WHAT IS REQUIRED ::
Reproduce the data exactly.

INPUT ROWS ::
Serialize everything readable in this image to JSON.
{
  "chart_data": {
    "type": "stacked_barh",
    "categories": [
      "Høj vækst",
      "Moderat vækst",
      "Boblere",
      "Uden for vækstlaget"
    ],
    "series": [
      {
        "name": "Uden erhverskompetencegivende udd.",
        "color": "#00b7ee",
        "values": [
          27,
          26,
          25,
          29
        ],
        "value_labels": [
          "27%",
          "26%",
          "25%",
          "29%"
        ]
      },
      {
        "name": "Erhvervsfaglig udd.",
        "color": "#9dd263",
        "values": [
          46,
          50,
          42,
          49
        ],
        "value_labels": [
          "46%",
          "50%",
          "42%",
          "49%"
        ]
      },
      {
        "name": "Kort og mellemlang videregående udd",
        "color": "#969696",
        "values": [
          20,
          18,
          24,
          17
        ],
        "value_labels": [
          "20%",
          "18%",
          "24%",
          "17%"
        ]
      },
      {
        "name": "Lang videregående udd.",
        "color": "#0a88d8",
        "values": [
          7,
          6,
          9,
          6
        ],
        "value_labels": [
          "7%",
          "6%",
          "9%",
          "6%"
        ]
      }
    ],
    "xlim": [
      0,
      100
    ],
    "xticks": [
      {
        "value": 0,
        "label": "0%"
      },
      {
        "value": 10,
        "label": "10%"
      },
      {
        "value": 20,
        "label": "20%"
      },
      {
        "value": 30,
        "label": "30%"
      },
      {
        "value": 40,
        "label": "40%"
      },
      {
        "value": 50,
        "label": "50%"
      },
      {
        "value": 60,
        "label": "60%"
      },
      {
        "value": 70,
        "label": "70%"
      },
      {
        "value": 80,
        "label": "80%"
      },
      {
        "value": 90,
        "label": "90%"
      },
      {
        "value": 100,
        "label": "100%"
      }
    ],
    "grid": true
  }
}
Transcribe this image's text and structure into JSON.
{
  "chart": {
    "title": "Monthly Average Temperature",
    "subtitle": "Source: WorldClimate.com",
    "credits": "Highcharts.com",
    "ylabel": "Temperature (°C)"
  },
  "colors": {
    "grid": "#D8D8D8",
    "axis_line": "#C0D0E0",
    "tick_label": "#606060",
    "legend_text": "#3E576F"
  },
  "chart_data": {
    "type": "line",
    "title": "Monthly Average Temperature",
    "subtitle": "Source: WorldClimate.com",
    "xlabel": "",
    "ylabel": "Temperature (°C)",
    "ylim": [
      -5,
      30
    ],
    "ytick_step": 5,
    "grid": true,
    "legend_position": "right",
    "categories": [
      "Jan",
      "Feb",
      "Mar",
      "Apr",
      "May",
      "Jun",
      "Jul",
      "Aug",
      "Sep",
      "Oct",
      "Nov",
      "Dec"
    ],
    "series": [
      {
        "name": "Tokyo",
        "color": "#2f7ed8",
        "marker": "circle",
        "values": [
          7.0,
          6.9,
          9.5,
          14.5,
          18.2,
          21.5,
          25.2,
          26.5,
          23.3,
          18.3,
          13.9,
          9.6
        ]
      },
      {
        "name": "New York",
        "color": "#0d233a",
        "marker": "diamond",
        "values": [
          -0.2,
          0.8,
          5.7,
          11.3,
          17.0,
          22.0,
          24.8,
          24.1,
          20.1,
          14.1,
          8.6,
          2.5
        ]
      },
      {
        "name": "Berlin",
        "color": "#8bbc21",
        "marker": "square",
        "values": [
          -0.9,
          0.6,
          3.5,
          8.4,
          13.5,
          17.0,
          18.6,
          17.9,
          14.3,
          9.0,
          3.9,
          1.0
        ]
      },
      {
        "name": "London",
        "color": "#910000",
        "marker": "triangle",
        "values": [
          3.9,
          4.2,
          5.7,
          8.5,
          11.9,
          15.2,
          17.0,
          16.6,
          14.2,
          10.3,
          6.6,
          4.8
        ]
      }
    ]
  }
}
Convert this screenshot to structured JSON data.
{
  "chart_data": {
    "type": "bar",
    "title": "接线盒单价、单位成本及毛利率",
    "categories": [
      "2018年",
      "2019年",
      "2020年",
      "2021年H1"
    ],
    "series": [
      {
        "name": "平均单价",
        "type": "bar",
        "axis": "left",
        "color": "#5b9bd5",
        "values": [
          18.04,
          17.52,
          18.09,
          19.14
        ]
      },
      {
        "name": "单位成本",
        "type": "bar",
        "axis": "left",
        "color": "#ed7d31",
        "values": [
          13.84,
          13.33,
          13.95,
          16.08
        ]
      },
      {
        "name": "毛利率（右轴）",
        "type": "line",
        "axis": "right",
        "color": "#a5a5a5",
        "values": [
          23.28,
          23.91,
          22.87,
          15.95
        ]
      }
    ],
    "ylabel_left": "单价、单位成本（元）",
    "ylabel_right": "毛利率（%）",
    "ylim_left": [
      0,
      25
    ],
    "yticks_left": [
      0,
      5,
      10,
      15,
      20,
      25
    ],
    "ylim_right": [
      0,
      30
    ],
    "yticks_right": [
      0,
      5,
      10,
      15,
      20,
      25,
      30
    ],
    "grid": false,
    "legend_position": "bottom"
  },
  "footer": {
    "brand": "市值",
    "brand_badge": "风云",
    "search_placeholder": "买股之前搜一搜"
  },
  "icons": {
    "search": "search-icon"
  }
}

COMPLETED EXERCISE ::
Serialize everything readable in this image to JSON.
{
  "chart_data": {
    "type": "stacked_barh",
    "categories": [
      "Høj vækst",
      "Moderat vækst",
      "Boblere",
      "Uden for vækstlaget"
    ],
    "series": [
      {
        "name": "Uden erhverskompetencegivende udd.",
        "color": "#00b7ee",
        "values": [
          27,
          26,
          25,
          29
        ],
        "value_labels": [
          "27%",
          "26%",
          "25%",
          "29%"
        ]
      },
      {
        "name": "Erhvervsfaglig udd.",
        "color": "#9dd263",
        "values": [
          46,
          50,
          42,
          49
        ],
        "value_labels": [
          "46%",
          "50%",
          "42%",
          "49%"
        ]
      },
      {
        "name": "Kort og mellemlang videregående udd",
        "color": "#969696",
        "values": [
          20,
          18,
          24,
          17
        ],
        "value_labels": [
          "20%",
          "18%",
          "24%",
          "17%"
        ]
      },
      {
        "name": "Lang videregående udd.",
        "color": "#0a88d8",
        "values": [
          7,
          6,
          9,
          6
        ],
        "value_labels": [
          "7%",
          "6%",
          "9%",
          "6%"
        ]
      }
    ],
    "xlim": [
      0,
      100
    ],
    "xticks": [
      {
        "value": 0,
        "label": "0%"
      },
      {
        "value": 10,
        "label": "10%"
      },
      {
        "value": 20,
        "label": "20%"
      },
      {
        "value": 30,
        "label": "30%"
      },
      {
        "value": 40,
        "label": "40%"
      },
      {
        "value": 50,
        "label": "50%"
      },
      {
        "value": 60,
        "label": "60%"
      },
      {
        "value": 70,
        "label": "70%"
      },
      {
        "value": 80,
        "label": "80%"
      },
      {
        "value": 90,
        "label": "90%"
      },
      {
        "value": 100,
        "label": "100%"
      }
    ],
    "grid": true
  }
}
Transcribe this image's text and structure into JSON.
{
  "chart": {
    "title": "Monthly Average Temperature",
    "subtitle": "Source: WorldClimate.com",
    "credits": "Highcharts.com",
    "ylabel": "Temperature (°C)"
  },
  "colors": {
    "grid": "#D8D8D8",
    "axis_line": "#C0D0E0",
    "tick_label": "#606060",
    "legend_text": "#3E576F"
  },
  "chart_data": {
    "type": "line",
    "title": "Monthly Average Temperature",
    "subtitle": "Source: WorldClimate.com",
    "xlabel": "",
    "ylabel": "Temperature (°C)",
    "ylim": [
      -5,
      30
    ],
    "ytick_step": 5,
    "grid": true,
    "legend_position": "right",
    "categories": [
      "Jan",
      "Feb",
      "Mar",
      "Apr",
      "May",
      "Jun",
      "Jul",
      "Aug",
      "Sep",
      "Oct",
      "Nov",
      "Dec"
    ],
    "series": [
      {
        "name": "Tokyo",
        "color": "#2f7ed8",
        "marker": "circle",
        "values": [
          7.0,
          6.9,
          9.5,
          14.5,
          18.2,
          21.5,
          25.2,
          26.5,
          23.3,
          18.3,
          13.9,
          9.6
        ]
      },
      {
        "name": "New York",
        "color": "#0d233a",
        "marker": "diamond",
        "values": [
          -0.2,
          0.8,
          5.7,
          11.3,
          17.0,
          22.0,
          24.8,
          24.1,
          20.1,
          14.1,
          8.6,
          2.5
        ]
      },
      {
        "name": "Berlin",
        "color": "#8bbc21",
        "marker": "square",
        "values": [
          -0.9,
          0.6,
          3.5,
          8.4,
          13.5,
          17.0,
          18.6,
          17.9,
          14.3,
          9.0,
          3.9,
          1.0
        ]
      },
      {
        "name": "London",
        "color": "#910000",
        "marker": "triangle",
        "values": [
          3.9,
          4.2,
          5.7,
          8.5,
          11.9,
          15.2,
          17.0,
          16.6,
          14.2,
          10.3,
          6.6,
          4.8
        ]
      }
    ]
  }
}
Convert this screenshot to structured JSON data.
{
  "chart_data": {
    "type": "bar",
    "title": "接线盒单价、单位成本及毛利率",
    "categories": [
      "2018年",
      "2019年",
      "2020年",
      "2021年H1"
    ],
    "series": [
      {
        "name": "平均单价",
        "type": "bar",
        "axis": "left",
        "color": "#5b9bd5",
        "values": [
          18.04,
          17.52,
          18.09,
          19.14
        ]
      },
      {
        "name": "单位成本",
        "type": "bar",
        "axis": "left",
        "color": "#ed7d31",
        "values": [
          13.84,
          13.33,
          13.95,
          16.08
        ]
      },
      {
        "name": "毛利率（右轴）",
        "type": "line",
        "axis": "right",
        "color": "#a5a5a5",
        "values": [
          23.28,
          23.91,
          22.87,
          15.95
        ]
      }
    ],
    "ylabel_left": "单价、单位成本（元）",
    "ylabel_right": "毛利率（%）",
    "ylim_left": [
      0,
      25
    ],
    "yticks_left": [
      0,
      5,
      10,
      15,
      20,
      25
    ],
    "ylim_right": [
      0,
      30
    ],
    "yticks_right": [
      0,
      5,
      10,
      15,
      20,
      25,
      30
    ],
    "grid": false,
    "legend_position": "bottom"
  },
  "footer": {
    "brand": "市值",
    "brand_badge": "风云",
    "search_placeholder": "买股之前搜一搜"
  },
  "icons": {
    "search": "search-icon"
  }
}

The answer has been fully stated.